**MATERIAL PROVIDED**
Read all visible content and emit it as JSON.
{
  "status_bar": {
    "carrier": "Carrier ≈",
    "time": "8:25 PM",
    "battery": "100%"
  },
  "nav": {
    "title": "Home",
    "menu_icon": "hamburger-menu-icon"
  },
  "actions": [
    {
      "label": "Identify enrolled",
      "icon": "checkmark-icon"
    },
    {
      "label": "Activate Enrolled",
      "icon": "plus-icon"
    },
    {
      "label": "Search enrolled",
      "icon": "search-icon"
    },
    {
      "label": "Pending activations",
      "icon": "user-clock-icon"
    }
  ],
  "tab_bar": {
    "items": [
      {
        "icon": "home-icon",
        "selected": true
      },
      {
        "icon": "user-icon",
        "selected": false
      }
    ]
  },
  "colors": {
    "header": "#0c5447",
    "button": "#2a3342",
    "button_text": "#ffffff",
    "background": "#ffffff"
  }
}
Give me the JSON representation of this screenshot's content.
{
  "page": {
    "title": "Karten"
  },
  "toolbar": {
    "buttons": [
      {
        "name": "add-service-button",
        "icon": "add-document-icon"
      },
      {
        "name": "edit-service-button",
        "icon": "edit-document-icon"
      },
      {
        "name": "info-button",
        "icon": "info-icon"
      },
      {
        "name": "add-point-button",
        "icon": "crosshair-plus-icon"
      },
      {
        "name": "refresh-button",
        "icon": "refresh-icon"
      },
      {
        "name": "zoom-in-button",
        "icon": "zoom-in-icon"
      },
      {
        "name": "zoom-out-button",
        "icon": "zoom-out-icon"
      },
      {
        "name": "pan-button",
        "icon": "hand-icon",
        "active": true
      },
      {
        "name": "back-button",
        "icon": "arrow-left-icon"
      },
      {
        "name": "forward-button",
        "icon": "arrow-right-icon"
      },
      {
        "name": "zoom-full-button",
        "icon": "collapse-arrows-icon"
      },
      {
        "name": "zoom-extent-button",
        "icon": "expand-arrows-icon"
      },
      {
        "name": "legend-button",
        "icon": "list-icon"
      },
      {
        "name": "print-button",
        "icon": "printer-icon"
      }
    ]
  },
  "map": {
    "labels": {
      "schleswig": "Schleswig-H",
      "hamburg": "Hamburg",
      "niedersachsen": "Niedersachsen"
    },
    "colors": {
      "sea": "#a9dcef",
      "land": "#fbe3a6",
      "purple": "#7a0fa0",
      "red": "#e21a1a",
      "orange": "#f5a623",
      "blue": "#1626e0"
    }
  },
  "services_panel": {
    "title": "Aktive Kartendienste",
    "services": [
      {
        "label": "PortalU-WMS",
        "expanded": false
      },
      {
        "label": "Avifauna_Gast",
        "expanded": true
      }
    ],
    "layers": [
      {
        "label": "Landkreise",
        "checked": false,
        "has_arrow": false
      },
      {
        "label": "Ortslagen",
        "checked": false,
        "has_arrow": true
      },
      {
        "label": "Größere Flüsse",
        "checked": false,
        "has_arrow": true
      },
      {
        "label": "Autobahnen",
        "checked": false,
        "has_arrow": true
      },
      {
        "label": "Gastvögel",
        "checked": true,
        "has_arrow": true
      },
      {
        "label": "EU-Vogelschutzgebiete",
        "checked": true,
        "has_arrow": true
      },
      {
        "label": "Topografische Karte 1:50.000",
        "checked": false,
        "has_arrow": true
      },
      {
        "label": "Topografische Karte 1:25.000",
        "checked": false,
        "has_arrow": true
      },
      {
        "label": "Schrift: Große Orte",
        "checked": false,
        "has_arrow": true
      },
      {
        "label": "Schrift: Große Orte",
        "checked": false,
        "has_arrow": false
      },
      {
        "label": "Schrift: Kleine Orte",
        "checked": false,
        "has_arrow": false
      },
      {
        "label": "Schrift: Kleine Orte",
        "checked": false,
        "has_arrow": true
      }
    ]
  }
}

**YOUR OBJECTIVE**
Reproduce all the data word for word.

**FINAL RESULT**
Read all visible content and emit it as JSON.
{
  "status_bar": {
    "carrier": "Carrier ≈",
    "time": "8:25 PM",
    "battery": "100%"
  },
  "nav": {
    "title": "Home",
    "menu_icon": "hamburger-menu-icon"
  },
  "actions": [
    {
      "label": "Identify enrolled",
      "icon": "checkmark-icon"
    },
    {
      "label": "Activate Enrolled",
      "icon": "plus-icon"
    },
    {
      "label": "Search enrolled",
      "icon": "search-icon"
    },
    {
      "label": "Pending activations",
      "icon": "user-clock-icon"
    }
  ],
  "tab_bar": {
    "items": [
      {
        "icon": "home-icon",
        "selected": true
      },
      {
        "icon": "user-icon",
        "selected": false
      }
    ]
  },
  "colors": {
    "header": "#0c5447",
    "button": "#2a3342",
    "button_text": "#ffffff",
    "background": "#ffffff"
  }
}
Give me the JSON representation of this screenshot's content.
{
  "page": {
    "title": "Karten"
  },
  "toolbar": {
    "buttons": [
      {
        "name": "add-service-button",
        "icon": "add-document-icon"
      },
      {
        "name": "edit-service-button",
        "icon": "edit-document-icon"
      },
      {
        "name": "info-button",
        "icon": "info-icon"
      },
      {
        "name": "add-point-button",
        "icon": "crosshair-plus-icon"
      },
      {
        "name": "refresh-button",
        "icon": "refresh-icon"
      },
      {
        "name": "zoom-in-button",
        "icon": "zoom-in-icon"
      },
      {
        "name": "zoom-out-button",
        "icon": "zoom-out-icon"
      },
      {
        "name": "pan-button",
        "icon": "hand-icon",
        "active": true
      },
      {
        "name": "back-button",
        "icon": "arrow-left-icon"
      },
      {
        "name": "forward-button",
        "icon": "arrow-right-icon"
      },
      {
        "name": "zoom-full-button",
        "icon": "collapse-arrows-icon"
      },
      {
        "name": "zoom-extent-button",
        "icon": "expand-arrows-icon"
      },
      {
        "name": "legend-button",
        "icon": "list-icon"
      },
      {
        "name": "print-button",
        "icon": "printer-icon"
      }
    ]
  },
  "map": {
    "labels": {
      "schleswig": "Schleswig-H",
      "hamburg": "Hamburg",
      "niedersachsen": "Niedersachsen"
    },
    "colors": {
      "sea": "#a9dcef",
      "land": "#fbe3a6",
      "purple": "#7a0fa0",
      "red": "#e21a1a",
      "orange": "#f5a623",
      "blue": "#1626e0"
    }
  },
  "services_panel": {
    "title": "Aktive Kartendienste",
    "services": [
      {
        "label": "PortalU-WMS",
        "expanded": false
      },
      {
        "label": "Avifauna_Gast",
        "expanded": true
      }
    ],
    "layers": [
      {
        "label": "Landkreise",
        "checked": false,
        "has_arrow": false
      },
      {
        "label": "Ortslagen",
        "checked": false,
        "has_arrow": true
      },
      {
        "label": "Größere Flüsse",
        "checked": false,
        "has_arrow": true
      },
      {
        "label": "Autobahnen",
        "checked": false,
        "has_arrow": true
      },
      {
        "label": "Gastvögel",
        "checked": true,
        "has_arrow": true
      },
      {
        "label": "EU-Vogelschutzgebiete",
        "checked": true,
        "has_arrow": true
      },
      {
        "label": "Topografische Karte 1:50.000",
        "checked": false,
        "has_arrow": true
      },
      {
        "label": "Topografische Karte 1:25.000",
        "checked": false,
        "has_arrow": true
      },
      {
        "label": "Schrift: Große Orte",
        "checked": false,
        "has_arrow": true
      },
      {
        "label": "Schrift: Große Orte",
        "checked": false,
        "has_arrow": false
      },
      {
        "label": "Schrift: Kleine Orte",
        "checked": false,
        "has_arrow": false
      },
      {
        "label": "Schrift: Kleine Orte",
        "checked": false,
        "has_arrow": true
      }
    ]
  }
}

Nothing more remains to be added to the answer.